YOUR TASK: Locate every line in the material below that has the word "between". Copy each of those lines.

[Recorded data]
------
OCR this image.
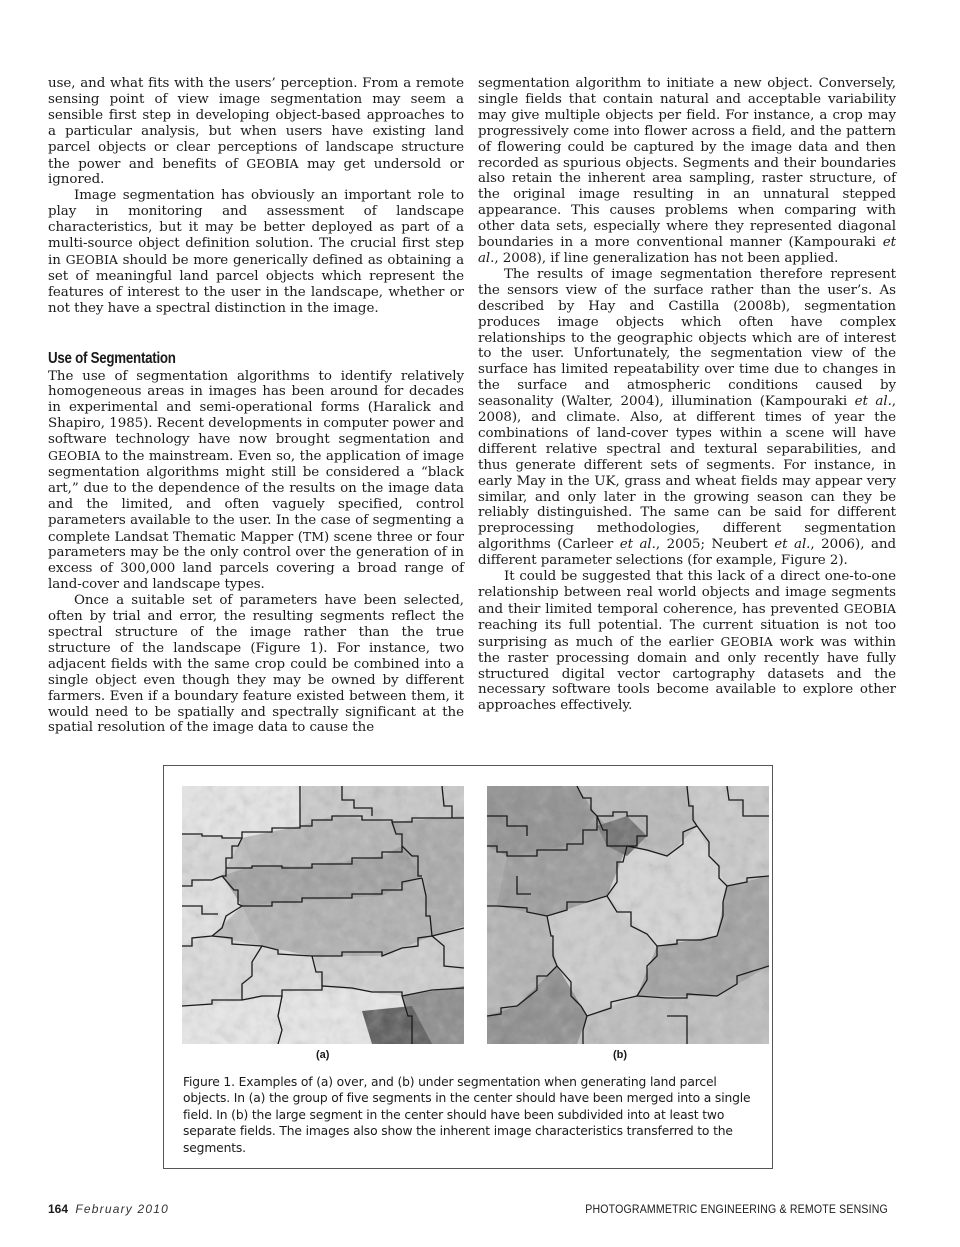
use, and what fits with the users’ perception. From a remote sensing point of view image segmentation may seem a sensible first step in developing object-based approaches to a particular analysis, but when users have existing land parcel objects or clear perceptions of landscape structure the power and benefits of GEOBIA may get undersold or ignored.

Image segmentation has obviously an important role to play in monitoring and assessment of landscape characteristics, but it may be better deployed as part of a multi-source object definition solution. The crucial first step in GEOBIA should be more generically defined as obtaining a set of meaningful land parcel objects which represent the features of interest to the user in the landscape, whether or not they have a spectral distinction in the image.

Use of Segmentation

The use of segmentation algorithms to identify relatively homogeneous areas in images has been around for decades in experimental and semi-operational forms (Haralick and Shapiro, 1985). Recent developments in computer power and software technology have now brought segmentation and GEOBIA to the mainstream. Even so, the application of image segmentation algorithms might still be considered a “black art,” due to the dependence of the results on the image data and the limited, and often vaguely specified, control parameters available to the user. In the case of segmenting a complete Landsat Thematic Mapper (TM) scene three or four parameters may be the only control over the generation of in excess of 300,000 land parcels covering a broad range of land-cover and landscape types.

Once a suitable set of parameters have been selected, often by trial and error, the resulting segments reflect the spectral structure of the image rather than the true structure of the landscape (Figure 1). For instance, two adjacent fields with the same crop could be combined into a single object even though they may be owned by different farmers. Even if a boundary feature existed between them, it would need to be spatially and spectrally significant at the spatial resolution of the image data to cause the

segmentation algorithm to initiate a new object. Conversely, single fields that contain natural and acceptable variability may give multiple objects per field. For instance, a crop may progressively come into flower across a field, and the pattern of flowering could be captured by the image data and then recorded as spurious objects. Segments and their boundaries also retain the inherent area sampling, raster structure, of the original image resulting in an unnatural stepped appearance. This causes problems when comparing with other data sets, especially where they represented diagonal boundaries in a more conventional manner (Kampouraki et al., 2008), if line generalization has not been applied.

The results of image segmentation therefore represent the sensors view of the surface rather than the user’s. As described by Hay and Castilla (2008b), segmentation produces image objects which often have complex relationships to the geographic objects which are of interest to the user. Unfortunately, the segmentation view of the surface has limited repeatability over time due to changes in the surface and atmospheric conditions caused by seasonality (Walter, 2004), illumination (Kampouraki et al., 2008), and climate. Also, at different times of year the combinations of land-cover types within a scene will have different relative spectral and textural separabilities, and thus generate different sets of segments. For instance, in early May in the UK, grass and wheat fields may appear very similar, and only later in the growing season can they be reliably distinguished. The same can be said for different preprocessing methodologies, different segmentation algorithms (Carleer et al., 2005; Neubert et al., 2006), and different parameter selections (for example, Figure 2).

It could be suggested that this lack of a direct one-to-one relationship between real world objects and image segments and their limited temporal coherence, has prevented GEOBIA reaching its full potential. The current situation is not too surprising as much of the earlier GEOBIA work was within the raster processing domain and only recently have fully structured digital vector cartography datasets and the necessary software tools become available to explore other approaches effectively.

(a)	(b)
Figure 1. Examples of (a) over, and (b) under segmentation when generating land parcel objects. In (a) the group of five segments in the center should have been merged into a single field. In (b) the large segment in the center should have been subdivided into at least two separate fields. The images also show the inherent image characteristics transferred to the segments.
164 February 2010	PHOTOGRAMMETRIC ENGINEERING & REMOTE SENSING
------
TASK OUTPUT:
Once a suitable set of parameters have been selected, often by trial and error, the resulting segments reflect the spectral structure of the image rather than the true structure of the landscape (Figure 1). For instance, two adjacent fields with the same crop could be combined into a single object even though they may be owned by different farmers. Even if a boundary feature existed between them, it would need to be spatially and spectrally significant at the spatial resolution of the image data to cause the
It could be suggested that this lack of a direct one-to-one relationship between real world objects and image segments and their limited temporal coherence, has prevented GEOBIA reaching its full potential. The current situation is not too surprising as much of the earlier GEOBIA work was within the raster processing domain and only recently have fully structured digital vector cartography datasets and the necessary software tools become available to explore other approaches effectively.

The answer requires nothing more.